## Recorded information
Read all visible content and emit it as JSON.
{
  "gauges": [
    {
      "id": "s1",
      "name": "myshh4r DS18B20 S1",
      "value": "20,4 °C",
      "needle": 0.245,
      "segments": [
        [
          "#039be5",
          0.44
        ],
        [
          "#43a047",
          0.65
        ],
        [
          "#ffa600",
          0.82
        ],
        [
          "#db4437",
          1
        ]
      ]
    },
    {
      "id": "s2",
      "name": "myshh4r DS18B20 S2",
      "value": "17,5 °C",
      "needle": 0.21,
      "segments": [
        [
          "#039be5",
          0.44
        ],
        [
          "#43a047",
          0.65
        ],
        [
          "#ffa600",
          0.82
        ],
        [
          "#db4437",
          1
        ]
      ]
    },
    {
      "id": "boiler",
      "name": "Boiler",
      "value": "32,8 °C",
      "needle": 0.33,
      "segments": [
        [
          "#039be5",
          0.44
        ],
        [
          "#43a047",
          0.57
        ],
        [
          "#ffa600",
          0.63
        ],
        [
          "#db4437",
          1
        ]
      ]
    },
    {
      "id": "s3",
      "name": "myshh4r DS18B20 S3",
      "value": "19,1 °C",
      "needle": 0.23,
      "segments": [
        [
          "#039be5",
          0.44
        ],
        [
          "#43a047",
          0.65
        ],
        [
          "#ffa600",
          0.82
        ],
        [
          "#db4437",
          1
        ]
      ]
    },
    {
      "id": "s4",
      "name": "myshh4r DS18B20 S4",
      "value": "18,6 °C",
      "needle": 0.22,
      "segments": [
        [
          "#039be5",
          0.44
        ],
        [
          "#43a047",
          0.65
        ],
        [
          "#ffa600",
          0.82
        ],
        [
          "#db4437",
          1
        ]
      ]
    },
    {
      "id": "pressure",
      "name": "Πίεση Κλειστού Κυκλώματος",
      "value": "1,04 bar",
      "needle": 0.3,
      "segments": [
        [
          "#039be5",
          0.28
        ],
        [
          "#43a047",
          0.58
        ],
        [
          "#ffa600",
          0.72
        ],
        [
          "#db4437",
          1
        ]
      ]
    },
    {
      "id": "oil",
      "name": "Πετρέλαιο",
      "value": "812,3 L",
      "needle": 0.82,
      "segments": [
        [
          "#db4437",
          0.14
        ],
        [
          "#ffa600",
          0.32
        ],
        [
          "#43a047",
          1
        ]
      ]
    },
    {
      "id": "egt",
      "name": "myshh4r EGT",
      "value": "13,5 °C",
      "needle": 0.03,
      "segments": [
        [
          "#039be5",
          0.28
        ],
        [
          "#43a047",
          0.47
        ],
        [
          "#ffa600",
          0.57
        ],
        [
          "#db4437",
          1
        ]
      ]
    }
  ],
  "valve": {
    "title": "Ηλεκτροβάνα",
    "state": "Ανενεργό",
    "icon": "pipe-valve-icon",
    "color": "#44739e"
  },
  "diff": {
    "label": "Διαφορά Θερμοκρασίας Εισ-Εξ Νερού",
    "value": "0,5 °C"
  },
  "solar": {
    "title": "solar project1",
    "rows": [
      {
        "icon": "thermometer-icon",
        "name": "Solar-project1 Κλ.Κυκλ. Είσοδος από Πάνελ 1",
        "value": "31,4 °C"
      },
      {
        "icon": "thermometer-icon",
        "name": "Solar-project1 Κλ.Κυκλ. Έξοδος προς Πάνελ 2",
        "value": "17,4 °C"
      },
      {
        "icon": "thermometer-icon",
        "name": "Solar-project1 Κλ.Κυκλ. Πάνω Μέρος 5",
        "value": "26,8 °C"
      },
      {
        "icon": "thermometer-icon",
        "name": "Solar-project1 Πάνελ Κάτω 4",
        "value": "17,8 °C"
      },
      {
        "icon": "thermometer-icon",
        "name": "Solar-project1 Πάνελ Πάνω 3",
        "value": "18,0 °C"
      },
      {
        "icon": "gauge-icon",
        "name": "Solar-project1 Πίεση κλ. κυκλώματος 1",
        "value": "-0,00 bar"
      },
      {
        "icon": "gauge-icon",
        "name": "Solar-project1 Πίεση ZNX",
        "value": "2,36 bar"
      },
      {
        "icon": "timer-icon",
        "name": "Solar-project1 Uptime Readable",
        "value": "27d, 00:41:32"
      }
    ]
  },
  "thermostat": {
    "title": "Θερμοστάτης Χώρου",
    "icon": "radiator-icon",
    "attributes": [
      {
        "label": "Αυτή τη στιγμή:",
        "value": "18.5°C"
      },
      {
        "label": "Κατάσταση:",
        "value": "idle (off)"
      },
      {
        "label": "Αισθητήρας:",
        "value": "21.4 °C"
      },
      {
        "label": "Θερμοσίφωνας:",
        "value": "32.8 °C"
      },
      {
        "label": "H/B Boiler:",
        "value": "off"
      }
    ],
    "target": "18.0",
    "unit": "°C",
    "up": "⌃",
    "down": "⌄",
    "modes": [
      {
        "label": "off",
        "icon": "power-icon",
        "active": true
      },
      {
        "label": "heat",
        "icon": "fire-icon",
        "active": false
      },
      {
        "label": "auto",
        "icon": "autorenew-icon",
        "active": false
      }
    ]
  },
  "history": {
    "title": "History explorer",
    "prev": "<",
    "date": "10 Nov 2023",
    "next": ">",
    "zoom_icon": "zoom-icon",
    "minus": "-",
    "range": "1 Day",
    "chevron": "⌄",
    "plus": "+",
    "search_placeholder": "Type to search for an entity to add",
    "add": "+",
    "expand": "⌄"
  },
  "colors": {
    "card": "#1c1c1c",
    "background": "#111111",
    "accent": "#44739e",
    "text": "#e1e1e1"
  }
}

## Request
Find the word "Πάνω" in the material, then list each line that holds it.

## Task output
        "name": "Solar-project1 Κλ.Κυκλ. Πάνω Μέρος 5",
        "name": "Solar-project1 Πάνελ Πάνω 3",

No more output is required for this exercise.